Print the listing in its entirety and exactly, leaving out images.
** BEGIN DATASET ENTRIES **
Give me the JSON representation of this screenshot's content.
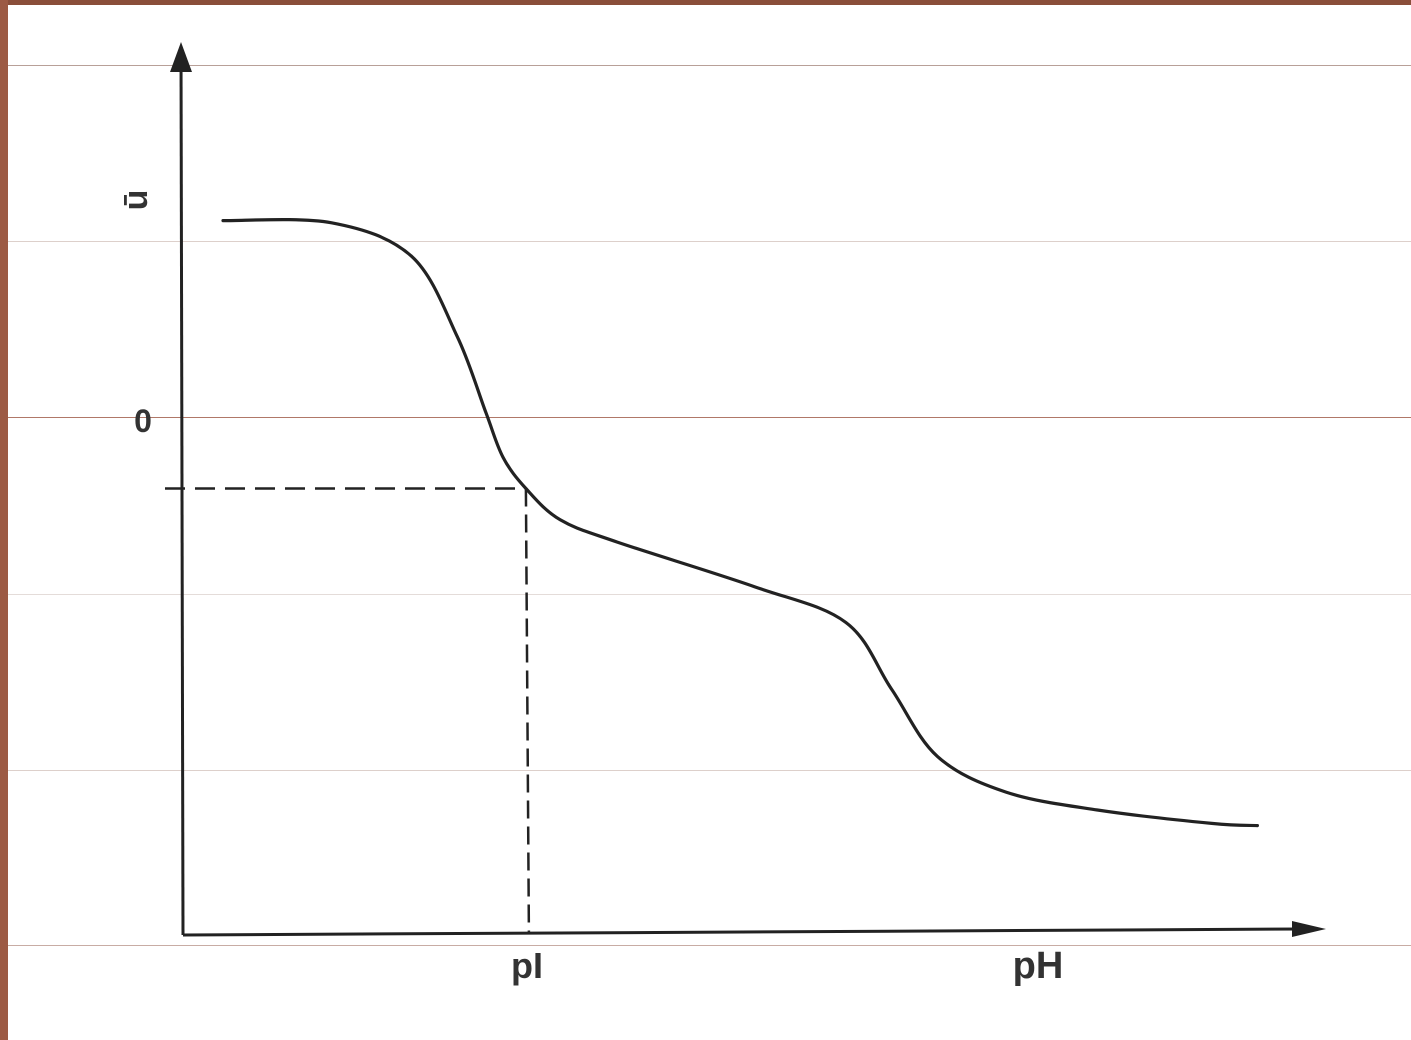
{
  "colors": {
    "frame": "#9c5a44",
    "rule_lines": "#b89a90",
    "ink": "#222222"
  },
  "chart_data": {
    "type": "line",
    "title": "",
    "xlabel": "pH",
    "ylabel": "ū",
    "zero_label": "0",
    "pI_label": "pI",
    "xlim": [
      0,
      1
    ],
    "ylim": [
      -1,
      1
    ],
    "grid": false,
    "series": [
      {
        "x": [
          0.035,
          0.13,
          0.2,
          0.24,
          0.265,
          0.28,
          0.3,
          0.33,
          0.38,
          0.5,
          0.58,
          0.62,
          0.66,
          0.72,
          0.8,
          0.9,
          0.94
        ],
        "values": [
          0.6,
          0.595,
          0.52,
          0.34,
          0.17,
          0.07,
          0.0,
          -0.07,
          -0.12,
          -0.22,
          -0.3,
          -0.45,
          -0.6,
          -0.68,
          -0.72,
          -0.75,
          -0.755
        ]
      }
    ],
    "reference_lines": [
      {
        "type": "horizontal",
        "y": 0,
        "style": "dashed"
      },
      {
        "type": "vertical",
        "x": 0.3,
        "style": "dashed"
      }
    ]
  }
}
** END DATASET ENTRIES **
# FINAL RESULT
Give me the JSON representation of this screenshot's content.
{
  "colors": {
    "frame": "#9c5a44",
    "rule_lines": "#b89a90",
    "ink": "#222222"
  },
  "chart_data": {
    "type": "line",
    "title": "",
    "xlabel": "pH",
    "ylabel": "ū",
    "zero_label": "0",
    "pI_label": "pI",
    "xlim": [
      0,
      1
    ],
    "ylim": [
      -1,
      1
    ],
    "grid": false,
    "series": [
      {
        "x": [
          0.035,
          0.13,
          0.2,
          0.24,
          0.265,
          0.28,
          0.3,
          0.33,
          0.38,
          0.5,
          0.58,
          0.62,
          0.66,
          0.72,
          0.8,
          0.9,
          0.94
        ],
        "values": [
          0.6,
          0.595,
          0.52,
          0.34,
          0.17,
          0.07,
          0.0,
          -0.07,
          -0.12,
          -0.22,
          -0.3,
          -0.45,
          -0.6,
          -0.68,
          -0.72,
          -0.75,
          -0.755
        ]
      }
    ],
    "reference_lines": [
      {
        "type": "horizontal",
        "y": 0,
        "style": "dashed"
      },
      {
        "type": "vertical",
        "x": 0.3,
        "style": "dashed"
      }
    ]
  }
}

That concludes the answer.